» **SET PROBLEM**:
Return every line of the records below verbatim, with no pictures in the copy.
** start of GIVEN INFORMATION **
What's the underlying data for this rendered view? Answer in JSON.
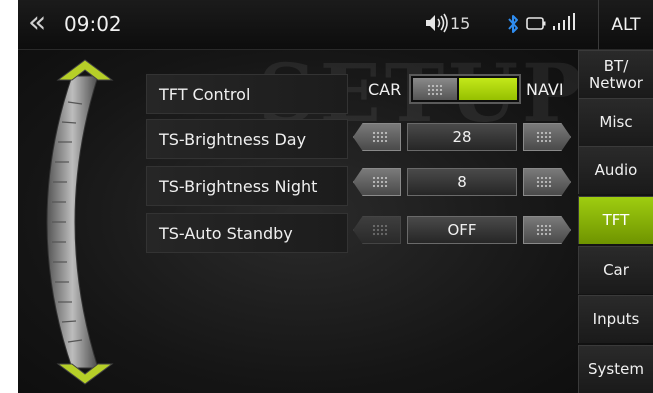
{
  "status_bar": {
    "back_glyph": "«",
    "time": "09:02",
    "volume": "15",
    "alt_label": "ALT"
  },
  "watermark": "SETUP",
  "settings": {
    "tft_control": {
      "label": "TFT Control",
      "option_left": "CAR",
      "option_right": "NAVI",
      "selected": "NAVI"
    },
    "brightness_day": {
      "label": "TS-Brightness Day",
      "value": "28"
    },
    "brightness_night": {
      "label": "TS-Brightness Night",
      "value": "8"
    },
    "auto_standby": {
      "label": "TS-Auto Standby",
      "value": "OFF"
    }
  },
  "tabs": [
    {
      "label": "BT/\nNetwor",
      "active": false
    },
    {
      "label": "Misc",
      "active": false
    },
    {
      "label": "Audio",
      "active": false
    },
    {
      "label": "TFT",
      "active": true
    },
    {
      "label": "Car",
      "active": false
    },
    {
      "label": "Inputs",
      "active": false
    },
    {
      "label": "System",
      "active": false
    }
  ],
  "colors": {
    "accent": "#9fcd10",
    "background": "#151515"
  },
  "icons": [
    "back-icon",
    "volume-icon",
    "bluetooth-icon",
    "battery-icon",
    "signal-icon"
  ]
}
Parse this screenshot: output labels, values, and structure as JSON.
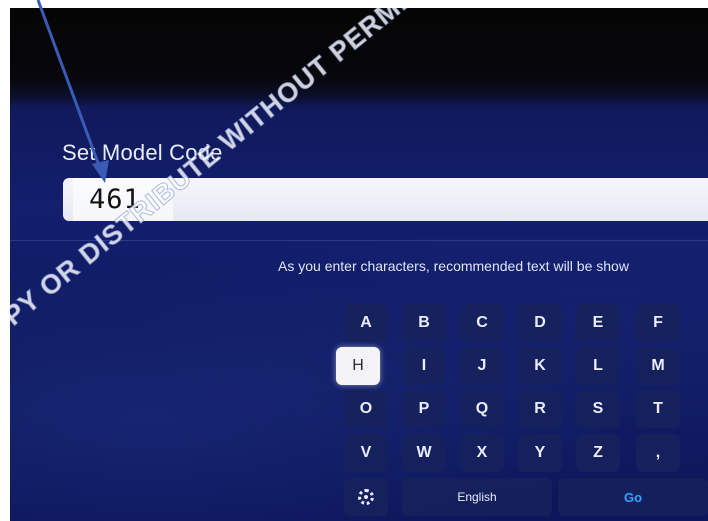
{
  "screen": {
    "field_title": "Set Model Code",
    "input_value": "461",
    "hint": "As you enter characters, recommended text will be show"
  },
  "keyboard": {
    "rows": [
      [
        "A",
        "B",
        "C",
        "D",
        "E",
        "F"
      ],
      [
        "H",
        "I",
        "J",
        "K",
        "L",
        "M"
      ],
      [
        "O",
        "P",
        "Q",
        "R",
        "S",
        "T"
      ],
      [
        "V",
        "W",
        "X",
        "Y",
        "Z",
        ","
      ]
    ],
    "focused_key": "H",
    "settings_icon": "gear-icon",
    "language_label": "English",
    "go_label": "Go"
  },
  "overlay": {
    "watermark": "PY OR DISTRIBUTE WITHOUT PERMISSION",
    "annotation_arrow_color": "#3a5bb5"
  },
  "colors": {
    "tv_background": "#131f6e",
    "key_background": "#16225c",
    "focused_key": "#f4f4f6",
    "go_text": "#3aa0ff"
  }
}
** end of GIVEN INFORMATION **
» **TASK OUTPUT**:
What's the underlying data for this rendered view? Answer in JSON.
{
  "status_bar": {
    "back_glyph": "«",
    "time": "09:02",
    "volume": "15",
    "alt_label": "ALT"
  },
  "watermark": "SETUP",
  "settings": {
    "tft_control": {
      "label": "TFT Control",
      "option_left": "CAR",
      "option_right": "NAVI",
      "selected": "NAVI"
    },
    "brightness_day": {
      "label": "TS-Brightness Day",
      "value": "28"
    },
    "brightness_night": {
      "label": "TS-Brightness Night",
      "value": "8"
    },
    "auto_standby": {
      "label": "TS-Auto Standby",
      "value": "OFF"
    }
  },
  "tabs": [
    {
      "label": "BT/\nNetwor",
      "active": false
    },
    {
      "label": "Misc",
      "active": false
    },
    {
      "label": "Audio",
      "active": false
    },
    {
      "label": "TFT",
      "active": true
    },
    {
      "label": "Car",
      "active": false
    },
    {
      "label": "Inputs",
      "active": false
    },
    {
      "label": "System",
      "active": false
    }
  ],
  "colors": {
    "accent": "#9fcd10",
    "background": "#151515"
  },
  "icons": [
    "back-icon",
    "volume-icon",
    "bluetooth-icon",
    "battery-icon",
    "signal-icon"
  ]
}
Parse this screenshot: output labels, values, and structure as JSON.
{
  "screen": {
    "field_title": "Set Model Code",
    "input_value": "461",
    "hint": "As you enter characters, recommended text will be show"
  },
  "keyboard": {
    "rows": [
      [
        "A",
        "B",
        "C",
        "D",
        "E",
        "F"
      ],
      [
        "H",
        "I",
        "J",
        "K",
        "L",
        "M"
      ],
      [
        "O",
        "P",
        "Q",
        "R",
        "S",
        "T"
      ],
      [
        "V",
        "W",
        "X",
        "Y",
        "Z",
        ","
      ]
    ],
    "focused_key": "H",
    "settings_icon": "gear-icon",
    "language_label": "English",
    "go_label": "Go"
  },
  "overlay": {
    "watermark": "PY OR DISTRIBUTE WITHOUT PERMISSION",
    "annotation_arrow_color": "#3a5bb5"
  },
  "colors": {
    "tv_background": "#131f6e",
    "key_background": "#16225c",
    "focused_key": "#f4f4f6",
    "go_text": "#3aa0ff"
  }
}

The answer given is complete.